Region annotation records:
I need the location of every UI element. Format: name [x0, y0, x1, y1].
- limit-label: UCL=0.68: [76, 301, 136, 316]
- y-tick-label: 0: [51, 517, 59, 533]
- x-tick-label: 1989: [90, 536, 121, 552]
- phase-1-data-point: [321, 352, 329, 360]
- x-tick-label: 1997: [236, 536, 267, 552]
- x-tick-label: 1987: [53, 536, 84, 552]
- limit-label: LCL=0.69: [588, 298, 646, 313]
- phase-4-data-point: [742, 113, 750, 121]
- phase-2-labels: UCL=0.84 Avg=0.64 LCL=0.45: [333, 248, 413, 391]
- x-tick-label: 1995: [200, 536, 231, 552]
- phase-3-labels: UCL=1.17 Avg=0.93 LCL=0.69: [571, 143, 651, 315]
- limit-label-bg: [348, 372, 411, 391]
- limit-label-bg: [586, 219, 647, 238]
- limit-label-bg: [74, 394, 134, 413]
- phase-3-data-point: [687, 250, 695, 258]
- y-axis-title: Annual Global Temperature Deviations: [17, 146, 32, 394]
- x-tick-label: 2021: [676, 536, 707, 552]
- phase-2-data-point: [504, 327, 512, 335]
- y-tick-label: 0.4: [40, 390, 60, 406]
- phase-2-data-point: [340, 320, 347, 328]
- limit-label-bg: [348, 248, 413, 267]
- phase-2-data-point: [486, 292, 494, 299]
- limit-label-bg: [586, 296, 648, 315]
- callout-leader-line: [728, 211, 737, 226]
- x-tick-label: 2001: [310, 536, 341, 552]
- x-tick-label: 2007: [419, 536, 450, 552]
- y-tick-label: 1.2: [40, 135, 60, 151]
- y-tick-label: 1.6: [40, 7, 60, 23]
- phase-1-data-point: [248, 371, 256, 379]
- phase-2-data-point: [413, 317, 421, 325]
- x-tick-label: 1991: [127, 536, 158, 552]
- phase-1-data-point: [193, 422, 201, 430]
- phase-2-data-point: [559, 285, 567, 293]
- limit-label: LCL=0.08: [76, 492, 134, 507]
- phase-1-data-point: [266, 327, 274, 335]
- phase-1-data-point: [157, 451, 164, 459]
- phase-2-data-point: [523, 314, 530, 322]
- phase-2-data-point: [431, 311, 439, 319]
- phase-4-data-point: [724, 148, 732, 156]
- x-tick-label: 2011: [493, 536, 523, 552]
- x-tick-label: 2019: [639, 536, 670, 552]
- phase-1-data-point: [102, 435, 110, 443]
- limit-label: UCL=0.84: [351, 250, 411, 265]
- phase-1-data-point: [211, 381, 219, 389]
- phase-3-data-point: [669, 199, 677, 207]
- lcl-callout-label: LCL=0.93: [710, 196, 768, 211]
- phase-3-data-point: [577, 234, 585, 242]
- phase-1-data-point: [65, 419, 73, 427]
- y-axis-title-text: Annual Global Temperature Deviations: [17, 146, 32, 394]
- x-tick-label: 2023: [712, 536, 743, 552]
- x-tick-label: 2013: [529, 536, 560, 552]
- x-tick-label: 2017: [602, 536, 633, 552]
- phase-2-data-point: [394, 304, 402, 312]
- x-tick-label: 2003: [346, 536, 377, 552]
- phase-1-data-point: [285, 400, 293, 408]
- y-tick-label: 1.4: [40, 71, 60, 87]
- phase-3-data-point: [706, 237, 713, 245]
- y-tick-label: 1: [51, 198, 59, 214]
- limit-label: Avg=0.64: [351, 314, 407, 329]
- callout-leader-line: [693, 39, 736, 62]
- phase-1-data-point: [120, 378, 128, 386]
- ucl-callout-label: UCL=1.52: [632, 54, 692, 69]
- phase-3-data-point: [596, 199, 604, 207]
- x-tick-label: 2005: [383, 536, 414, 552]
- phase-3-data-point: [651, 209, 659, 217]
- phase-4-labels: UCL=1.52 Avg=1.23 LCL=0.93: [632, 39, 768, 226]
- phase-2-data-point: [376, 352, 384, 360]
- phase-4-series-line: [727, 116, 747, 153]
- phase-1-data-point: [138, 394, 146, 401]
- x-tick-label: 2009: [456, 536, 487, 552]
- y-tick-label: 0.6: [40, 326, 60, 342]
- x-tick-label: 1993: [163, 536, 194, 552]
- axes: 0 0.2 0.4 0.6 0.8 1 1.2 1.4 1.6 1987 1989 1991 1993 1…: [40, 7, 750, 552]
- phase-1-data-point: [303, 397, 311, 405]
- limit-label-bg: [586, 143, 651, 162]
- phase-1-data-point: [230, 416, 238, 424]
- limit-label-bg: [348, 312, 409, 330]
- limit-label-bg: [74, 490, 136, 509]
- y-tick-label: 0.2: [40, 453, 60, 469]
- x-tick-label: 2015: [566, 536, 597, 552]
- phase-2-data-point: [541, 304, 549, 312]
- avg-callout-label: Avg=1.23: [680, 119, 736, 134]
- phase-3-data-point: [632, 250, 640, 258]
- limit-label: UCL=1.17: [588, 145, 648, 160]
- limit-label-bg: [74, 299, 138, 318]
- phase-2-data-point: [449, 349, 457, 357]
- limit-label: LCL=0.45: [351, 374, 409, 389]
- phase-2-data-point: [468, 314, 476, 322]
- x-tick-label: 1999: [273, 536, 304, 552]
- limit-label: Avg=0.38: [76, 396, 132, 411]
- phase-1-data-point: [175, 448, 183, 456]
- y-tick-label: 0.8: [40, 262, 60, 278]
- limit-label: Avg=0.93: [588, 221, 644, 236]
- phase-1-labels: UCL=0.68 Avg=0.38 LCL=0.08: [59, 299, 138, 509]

Stated problem: Return every line of these rows exactly as it stands, with nothing changed.

Task result:
I need the location of every UI element. Format: name [x0, y0, x1, y1].
- limit-label: UCL=0.68: [76, 301, 136, 316]
- y-tick-label: 0: [51, 517, 59, 533]
- x-tick-label: 1989: [90, 536, 121, 552]
- phase-1-data-point: [321, 352, 329, 360]
- x-tick-label: 1997: [236, 536, 267, 552]
- x-tick-label: 1987: [53, 536, 84, 552]
- limit-label: LCL=0.69: [588, 298, 646, 313]
- phase-4-data-point: [742, 113, 750, 121]
- phase-2-labels: UCL=0.84 Avg=0.64 LCL=0.45: [333, 248, 413, 391]
- x-tick-label: 1995: [200, 536, 231, 552]
- phase-3-labels: UCL=1.17 Avg=0.93 LCL=0.69: [571, 143, 651, 315]
- limit-label-bg: [348, 372, 411, 391]
- limit-label-bg: [586, 219, 647, 238]
- limit-label-bg: [74, 394, 134, 413]
- phase-3-data-point: [687, 250, 695, 258]
- y-axis-title: Annual Global Temperature Deviations: [17, 146, 32, 394]
- x-tick-label: 2021: [676, 536, 707, 552]
- phase-2-data-point: [504, 327, 512, 335]
- y-tick-label: 0.4: [40, 390, 60, 406]
- phase-2-data-point: [340, 320, 347, 328]
- limit-label-bg: [348, 248, 413, 267]
- phase-2-data-point: [486, 292, 494, 299]
- limit-label-bg: [586, 296, 648, 315]
- callout-leader-line: [728, 211, 737, 226]
- x-tick-label: 2001: [310, 536, 341, 552]
- x-tick-label: 2007: [419, 536, 450, 552]
- y-tick-label: 1.2: [40, 135, 60, 151]
- y-tick-label: 1.6: [40, 7, 60, 23]
- phase-1-data-point: [248, 371, 256, 379]
- phase-2-data-point: [413, 317, 421, 325]
- x-tick-label: 1991: [127, 536, 158, 552]
- phase-1-data-point: [193, 422, 201, 430]
- phase-2-data-point: [559, 285, 567, 293]
- limit-label: LCL=0.08: [76, 492, 134, 507]
- phase-1-data-point: [266, 327, 274, 335]
- phase-1-data-point: [157, 451, 164, 459]
- phase-2-data-point: [523, 314, 530, 322]
- phase-2-data-point: [431, 311, 439, 319]
- phase-4-data-point: [724, 148, 732, 156]
- x-tick-label: 2011: [493, 536, 523, 552]
- x-tick-label: 2019: [639, 536, 670, 552]
- phase-1-data-point: [102, 435, 110, 443]
- limit-label: UCL=0.84: [351, 250, 411, 265]
- phase-1-data-point: [211, 381, 219, 389]
- phase-3-data-point: [669, 199, 677, 207]
- lcl-callout-label: LCL=0.93: [710, 196, 768, 211]
- phase-3-data-point: [577, 234, 585, 242]
- phase-1-data-point: [65, 419, 73, 427]
- y-axis-title-text: Annual Global Temperature Deviations: [17, 146, 32, 394]
- x-tick-label: 2023: [712, 536, 743, 552]
- x-tick-label: 2013: [529, 536, 560, 552]
- x-tick-label: 2017: [602, 536, 633, 552]
- phase-2-data-point: [394, 304, 402, 312]
- x-tick-label: 2003: [346, 536, 377, 552]
- phase-1-data-point: [285, 400, 293, 408]
- y-tick-label: 1.4: [40, 71, 60, 87]
- phase-3-data-point: [706, 237, 713, 245]
- y-tick-label: 1: [51, 198, 59, 214]
- limit-label: Avg=0.64: [351, 314, 407, 329]
- callout-leader-line: [693, 39, 736, 62]
- phase-1-data-point: [120, 378, 128, 386]
- ucl-callout-label: UCL=1.52: [632, 54, 692, 69]
- phase-3-data-point: [596, 199, 604, 207]
- x-tick-label: 2005: [383, 536, 414, 552]
- phase-3-data-point: [651, 209, 659, 217]
- phase-4-labels: UCL=1.52 Avg=1.23 LCL=0.93: [632, 39, 768, 226]
- phase-2-data-point: [376, 352, 384, 360]
- phase-4-series-line: [727, 116, 747, 153]
- phase-1-data-point: [138, 394, 146, 401]
- x-tick-label: 2009: [456, 536, 487, 552]
- y-tick-label: 0.6: [40, 326, 60, 342]
- x-tick-label: 1993: [163, 536, 194, 552]
- axes: 0 0.2 0.4 0.6 0.8 1 1.2 1.4 1.6 1987 1989 1991 1993 1…: [40, 7, 750, 552]
- phase-1-data-point: [303, 397, 311, 405]
- limit-label-bg: [586, 143, 651, 162]
- phase-1-data-point: [230, 416, 238, 424]
- limit-label-bg: [348, 312, 409, 330]
- limit-label-bg: [74, 490, 136, 509]
- y-tick-label: 0.2: [40, 453, 60, 469]
- x-tick-label: 2015: [566, 536, 597, 552]
- phase-2-data-point: [541, 304, 549, 312]
- avg-callout-label: Avg=1.23: [680, 119, 736, 134]
- phase-3-data-point: [632, 250, 640, 258]
- limit-label: UCL=1.17: [588, 145, 648, 160]
- limit-label-bg: [74, 299, 138, 318]
- phase-2-data-point: [449, 349, 457, 357]
- limit-label: LCL=0.45: [351, 374, 409, 389]
- phase-2-data-point: [468, 314, 476, 322]
- x-tick-label: 1999: [273, 536, 304, 552]
- limit-label: Avg=0.38: [76, 396, 132, 411]
- phase-1-data-point: [175, 448, 183, 456]
- y-tick-label: 0.8: [40, 262, 60, 278]
- limit-label: Avg=0.93: [588, 221, 644, 236]
- phase-1-labels: UCL=0.68 Avg=0.38 LCL=0.08: [59, 299, 138, 509]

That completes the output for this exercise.